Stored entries
— Start —
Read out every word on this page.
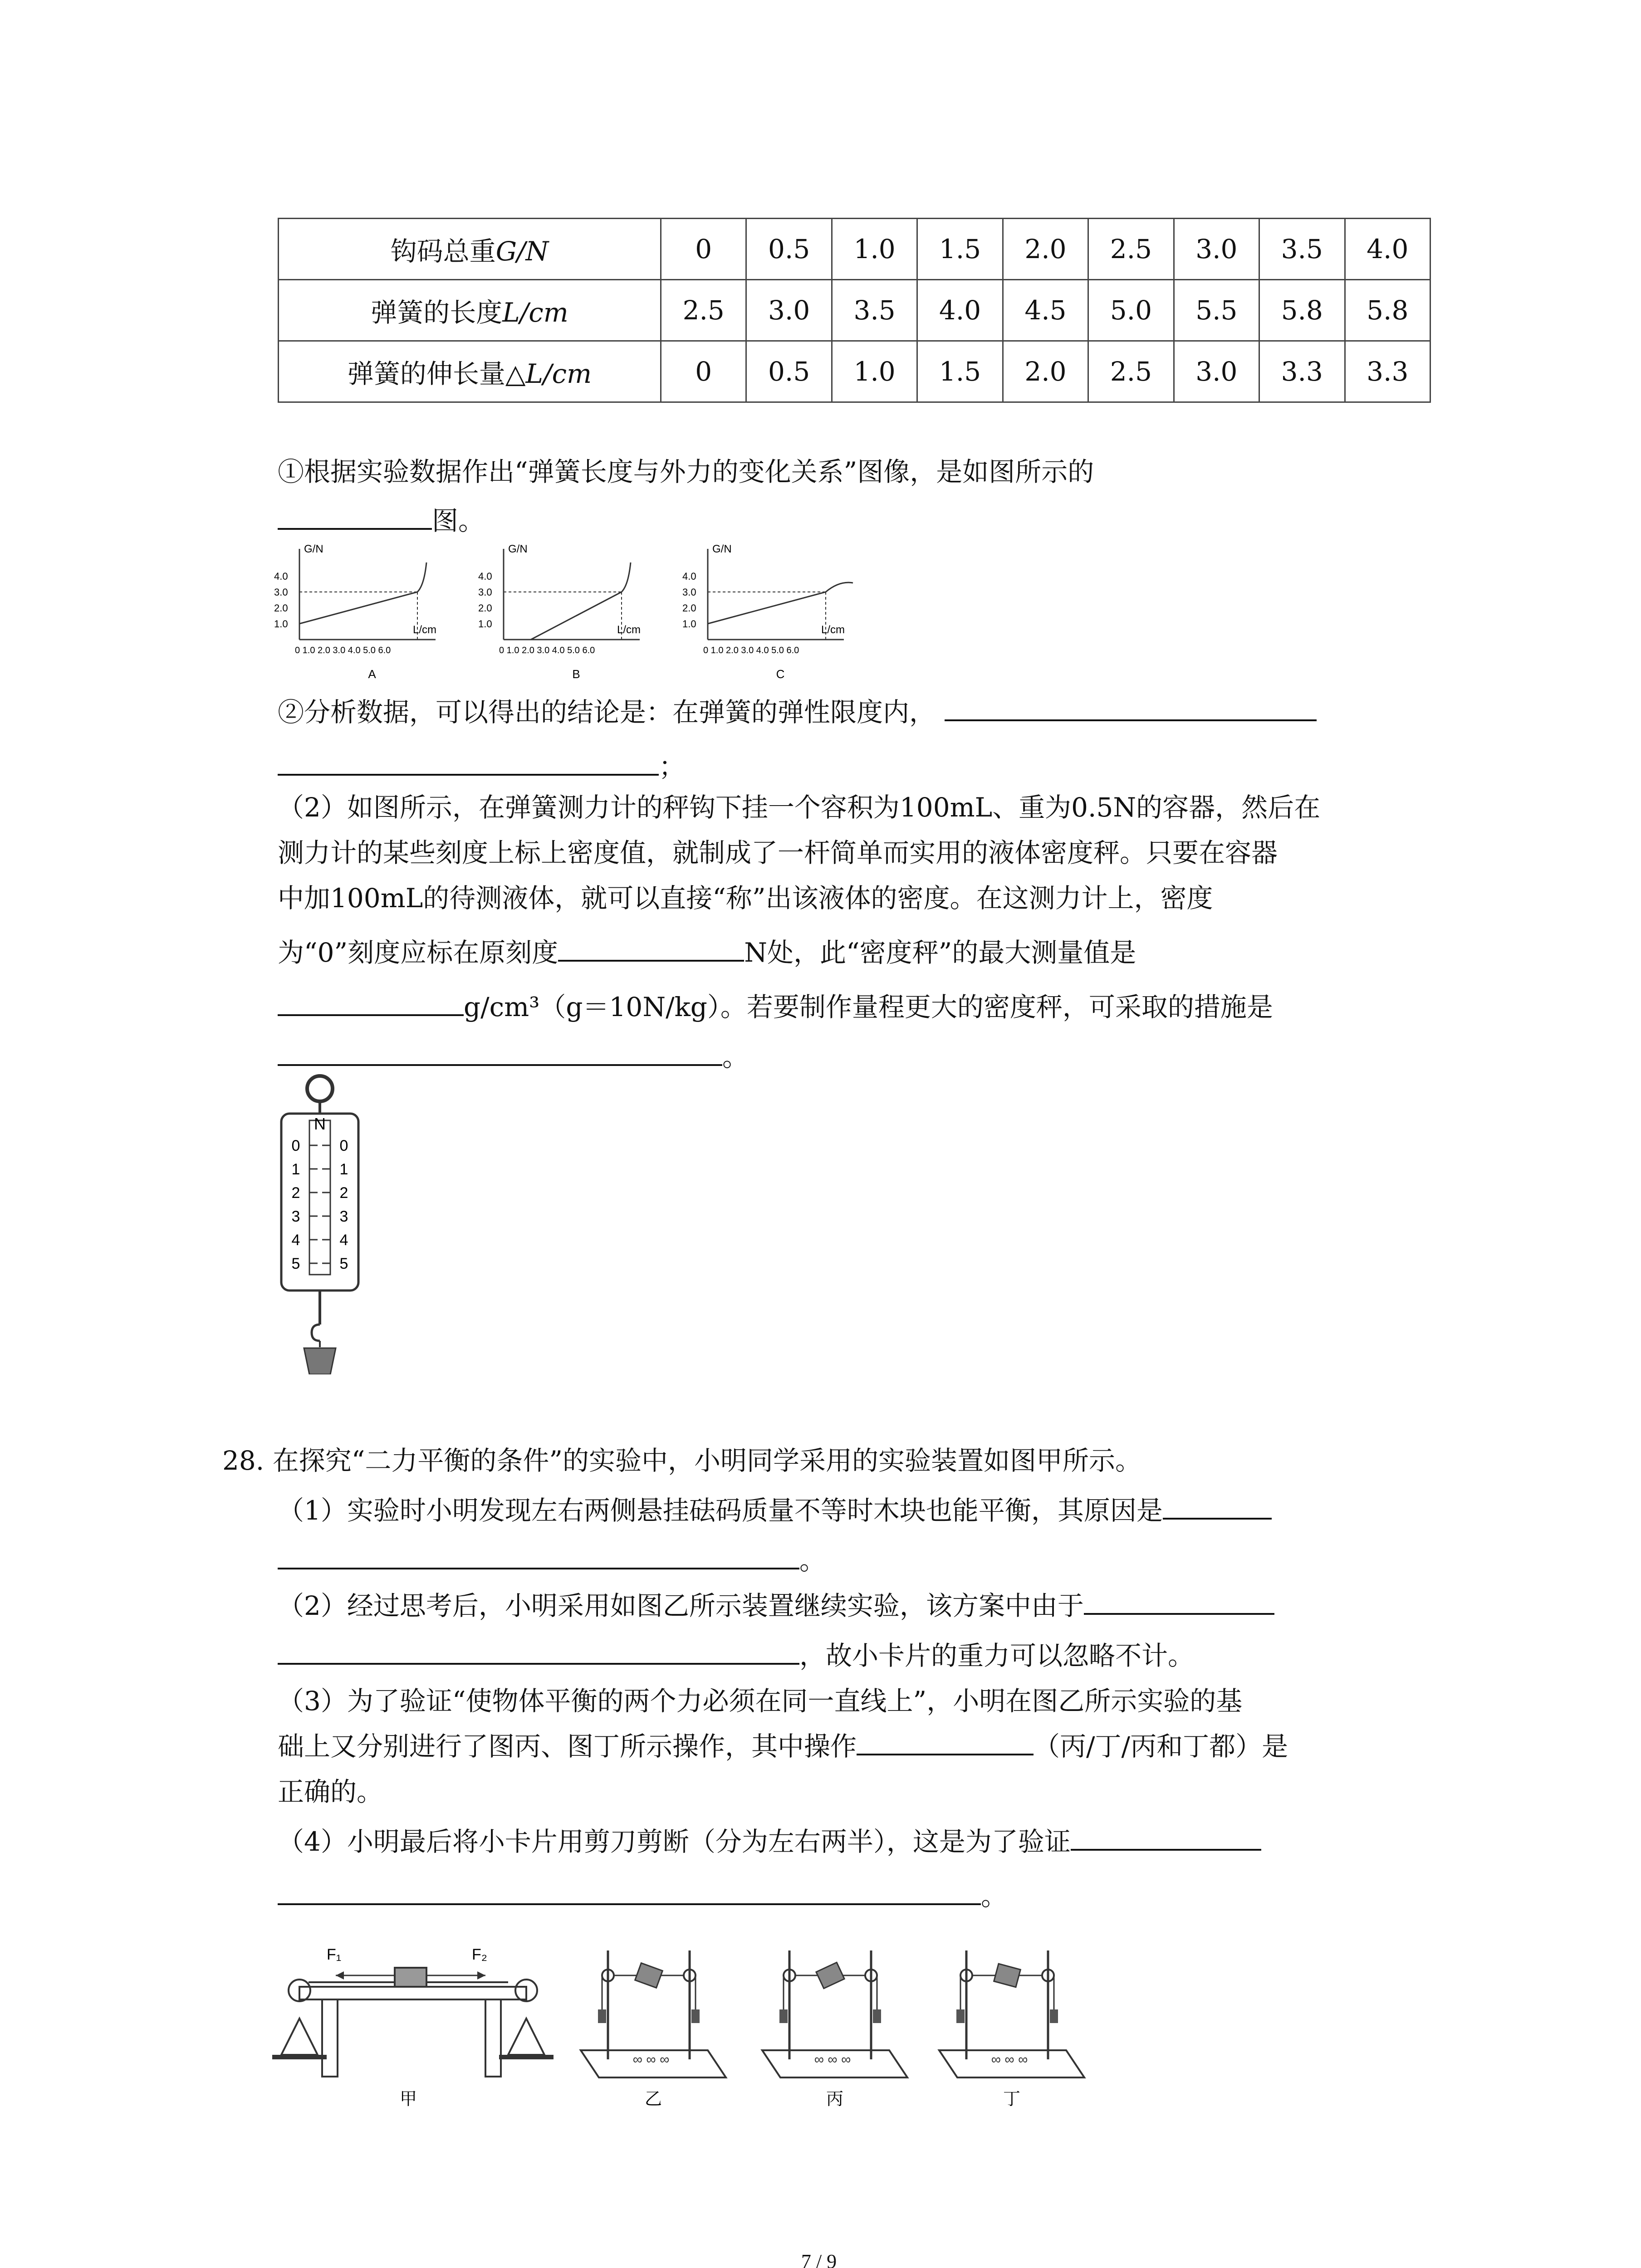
钩码总重G/N	0	0.5	1.0	1.5	2.0	2.5	3.0	3.5	4.0
弹簧的长度L/cm	2.5	3.0	3.5	4.0	4.5	5.0	5.5	5.8	5.8
弹簧的伸长量△L/cm	0	0.5	1.0	1.5	2.0	2.5	3.0	3.3	3.3
①根据实验数据作出“弹簧长度与外力的变化关系”图像，是如图所示的
图。
G/N
L/cm
1.0
2.0
3.0
4.0
0 1.0 2.0 3.0 4.0 5.0 6.0
A
G/N
L/cm
1.0
2.0
3.0
4.0
0 1.0 2.0 3.0 4.0 5.0 6.0
B
G/N
L/cm
1.0
2.0
3.0
4.0
0 1.0 2.0 3.0 4.0 5.0 6.0
C
②分析数据，可以得出的结论是：在弹簧的弹性限度内，
；
（2）如图所示，在弹簧测力计的秤钩下挂一个容积为100mL、重为0.5N的容器，然后在
测力计的某些刻度上标上密度值，就制成了一杆简单而实用的液体密度秤。只要在容器
中加100mL的待测液体，就可以直接“称”出该液体的密度。在这测力计上，密度
为“0”刻度应标在原刻度	N处，此“密度秤”的最大测量值是
g/cm³（g＝10N/kg）。若要制作量程更大的密度秤，可采取的措施是
。
N
0	0
1	1
2	2
3	3
4	4
5	5
28. 在探究“二力平衡的条件”的实验中，小明同学采用的实验装置如图甲所示。
（1）实验时小明发现左右两侧悬挂砝码质量不等时木块也能平衡，其原因是
。
（2）经过思考后，小明采用如图乙所示装置继续实验，该方案中由于
，故小卡片的重力可以忽略不计。
（3）为了验证“使物体平衡的两个力必须在同一直线上”，小明在图乙所示实验的基
础上又分别进行了图丙、图丁所示操作，其中操作	（丙/丁/丙和丁都）是
正确的。
（4）小明最后将小卡片用剪刀剪断（分为左右两半），这是为了验证
。
F₁	F₂
甲
∞ ∞ ∞
乙
∞ ∞ ∞
丙
∞ ∞ ∞
丁
7 / 9
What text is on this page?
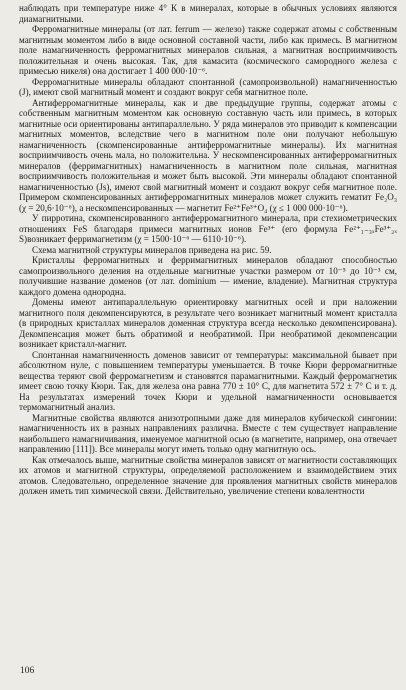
наблюдать при температуре ниже 4° К в минералах, которые в обычных условиях являются диамагнитными.

Ферромагнитные минералы (от лат. ferrum — железо) также содержат атомы с собственным магнитным моментом либо в виде основной составной части, либо как примесь. В магнитном поле намагниченность ферромагнитных минералов сильная, а магнитная восприимчивость положительная и очень высокая. Так, для камасита (космического самородного железа с примесью никеля) она достигает 1 400 000·10⁻⁶.

Ферромагнитные минералы обладают спонтанной (самопроизвольной) намагниченностью (J), имеют свой магнитный момент и создают вокруг себя магнитное поле.

Антиферромагнитные минералы, как и две предыдущие группы, содержат атомы с собственным магнитным моментом как основную составную часть или примесь, в которых магнитные оси ориентированы антипараллельно. У ряда минералов это приводит к компенсации магнитных моментов, вследствие чего в магнитном поле они получают небольшую намагниченность (скомпенсированные антиферромагнитные минералы). Их магнитная восприимчивость очень мала, но положительна. У нескомпенсированных антиферромагнитных минералов (ферримагнитных) намагниченность в магнитном поле сильная, магнитная восприимчивость положительная и может быть высокой. Эти минералы обладают спонтанной намагниченностью (Js), имеют свой магнитный момент и создают вокруг себя магнитное поле. Примером скомпенсированных антиферромагнитных минералов может служить гематит Fe₂O₃ (χ = 20,6·10⁻⁶), а нескомпенсированных — магнетит Fe²⁺Fe³⁺O₄ (χ ≤ 1 000 000·10⁻⁶).

У пирротина, скомпенсированного антиферромагнитного минерала, при стехиометрических отношениях FeS благодаря примеси магнитных ионов Fe³⁺ (его формула Fe²⁺₁₋₃ₓFe³⁺₂ₓ S)возникает ферримагнетизм (χ = 1500·10⁻⁶ — 6110·10⁻⁶).

Схема магнитной структуры минералов приведена на рис. 59.

Кристаллы ферромагнитных и ферримагнитных минералов обладают способностью самопроизвольного деления на отдельные магнитные участки размером от 10⁻⁵ до 10⁻³ см, получившие название доменов (от лат. dominium — имение, владение). Магнитная структура каждого домена однородна.

Домены имеют антипараллельную ориентировку магнитных осей и при наложении магнитного поля декомпенсируются, в результате чего возникает магнитный момент кристалла (в природных кристаллах минералов доменная структура всегда несколько декомпенсирована). Декомпенсация может быть обратимой и необратимой. При необратимой декомпенсации возникает кристалл-магнит.

Спонтанная намагниченность доменов зависит от температуры: максимальной бывает при абсолютном нуле, с повышением температуры уменьшается. В точке Кюри ферромагнитные вещества теряют свой ферромагнетизм и становятся парамагнитными. Каждый ферромагнетик имеет свою точку Кюри. Так, для железа она равна 770 ± 10° С, для магнетита 572 ± 7° С и т. д. На результатах измерений точек Кюри и удельной намагниченности основывается термомагнитный анализ.

Магнитные свойства являются анизотропными даже для минералов кубической сингонии: намагниченность их в разных направлениях различна. Вместе с тем существует направление наибольшего намагничивания, именуемое магнитной осью (в магнетите, например, она отвечает направлению [111]). Все минералы могут иметь только одну магнитную ось.

Как отмечалось выше, магнитные свойства минералов зависят от магнитности составляющих их атомов и магнитной структуры, определяемой расположением и взаимодействием этих атомов. Следовательно, определенное значение для проявления магнитных свойств минералов должен иметь тип химической связи. Действительно, увеличение степени ковалентности

106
— End —
_SET TASK_
Above are the records; reproduce them exactly and leave out the pictures.

_TASK SOLUTION_
Read out every word on this page.
钩码总重G/N	0	0.5	1.0	1.5	2.0	2.5	3.0	3.5	4.0
弹簧的长度L/cm	2.5	3.0	3.5	4.0	4.5	5.0	5.5	5.8	5.8
弹簧的伸长量△L/cm	0	0.5	1.0	1.5	2.0	2.5	3.0	3.3	3.3
①根据实验数据作出“弹簧长度与外力的变化关系”图像，是如图所示的
图。
G/N
L/cm
1.0
2.0
3.0
4.0
0 1.0 2.0 3.0 4.0 5.0 6.0
A
G/N
L/cm
1.0
2.0
3.0
4.0
0 1.0 2.0 3.0 4.0 5.0 6.0
B
G/N
L/cm
1.0
2.0
3.0
4.0
0 1.0 2.0 3.0 4.0 5.0 6.0
C
②分析数据，可以得出的结论是：在弹簧的弹性限度内，
；
（2）如图所示，在弹簧测力计的秤钩下挂一个容积为100mL、重为0.5N的容器，然后在
测力计的某些刻度上标上密度值，就制成了一杆简单而实用的液体密度秤。只要在容器
中加100mL的待测液体，就可以直接“称”出该液体的密度。在这测力计上，密度
为“0”刻度应标在原刻度	N处，此“密度秤”的最大测量值是
g/cm³（g＝10N/kg）。若要制作量程更大的密度秤，可采取的措施是
。
N
0	0
1	1
2	2
3	3
4	4
5	5
28. 在探究“二力平衡的条件”的实验中，小明同学采用的实验装置如图甲所示。
（1）实验时小明发现左右两侧悬挂砝码质量不等时木块也能平衡，其原因是
。
（2）经过思考后，小明采用如图乙所示装置继续实验，该方案中由于
，故小卡片的重力可以忽略不计。
（3）为了验证“使物体平衡的两个力必须在同一直线上”，小明在图乙所示实验的基
础上又分别进行了图丙、图丁所示操作，其中操作	（丙/丁/丙和丁都）是
正确的。
（4）小明最后将小卡片用剪刀剪断（分为左右两半），这是为了验证
。
F₁	F₂
甲
∞ ∞ ∞
乙
∞ ∞ ∞
丙
∞ ∞ ∞
丁
7 / 9
What text is on this page?
наблюдать при температуре ниже 4° К в минералах, которые в обычных условиях являются диамагнитными.

Ферромагнитные минералы (от лат. ferrum — железо) также содержат атомы с собственным магнитным моментом либо в виде основной составной части, либо как примесь. В магнитном поле намагниченность ферромагнитных минералов сильная, а магнитная восприимчивость положительная и очень высокая. Так, для камасита (космического самородного железа с примесью никеля) она достигает 1 400 000·10⁻⁶.

Ферромагнитные минералы обладают спонтанной (самопроизвольной) намагниченностью (J), имеют свой магнитный момент и создают вокруг себя магнитное поле.

Антиферромагнитные минералы, как и две предыдущие группы, содержат атомы с собственным магнитным моментом как основную составную часть или примесь, в которых магнитные оси ориентированы антипараллельно. У ряда минералов это приводит к компенсации магнитных моментов, вследствие чего в магнитном поле они получают небольшую намагниченность (скомпенсированные антиферромагнитные минералы). Их магнитная восприимчивость очень мала, но положительна. У нескомпенсированных антиферромагнитных минералов (ферримагнитных) намагниченность в магнитном поле сильная, магнитная восприимчивость положительная и может быть высокой. Эти минералы обладают спонтанной намагниченностью (Js), имеют свой магнитный момент и создают вокруг себя магнитное поле. Примером скомпенсированных антиферромагнитных минералов может служить гематит Fe₂O₃ (χ = 20,6·10⁻⁶), а нескомпенсированных — магнетит Fe²⁺Fe³⁺O₄ (χ ≤ 1 000 000·10⁻⁶).

У пирротина, скомпенсированного антиферромагнитного минерала, при стехиометрических отношениях FeS благодаря примеси магнитных ионов Fe³⁺ (его формула Fe²⁺₁₋₃ₓFe³⁺₂ₓ S)возникает ферримагнетизм (χ = 1500·10⁻⁶ — 6110·10⁻⁶).

Схема магнитной структуры минералов приведена на рис. 59.

Кристаллы ферромагнитных и ферримагнитных минералов обладают способностью самопроизвольного деления на отдельные магнитные участки размером от 10⁻⁵ до 10⁻³ см, получившие название доменов (от лат. dominium — имение, владение). Магнитная структура каждого домена однородна.

Домены имеют антипараллельную ориентировку магнитных осей и при наложении магнитного поля декомпенсируются, в результате чего возникает магнитный момент кристалла (в природных кристаллах минералов доменная структура всегда несколько декомпенсирована). Декомпенсация может быть обратимой и необратимой. При необратимой декомпенсации возникает кристалл-магнит.

Спонтанная намагниченность доменов зависит от температуры: максимальной бывает при абсолютном нуле, с повышением температуры уменьшается. В точке Кюри ферромагнитные вещества теряют свой ферромагнетизм и становятся парамагнитными. Каждый ферромагнетик имеет свою точку Кюри. Так, для железа она равна 770 ± 10° С, для магнетита 572 ± 7° С и т. д. На результатах измерений точек Кюри и удельной намагниченности основывается термомагнитный анализ.

Магнитные свойства являются анизотропными даже для минералов кубической сингонии: намагниченность их в разных направлениях различна. Вместе с тем существует направление наибольшего намагничивания, именуемое магнитной осью (в магнетите, например, она отвечает направлению [111]). Все минералы могут иметь только одну магнитную ось.

Как отмечалось выше, магнитные свойства минералов зависят от магнитности составляющих их атомов и магнитной структуры, определяемой расположением и взаимодействием этих атомов. Следовательно, определенное значение для проявления магнитных свойств минералов должен иметь тип химической связи. Действительно, увеличение степени ковалентности

106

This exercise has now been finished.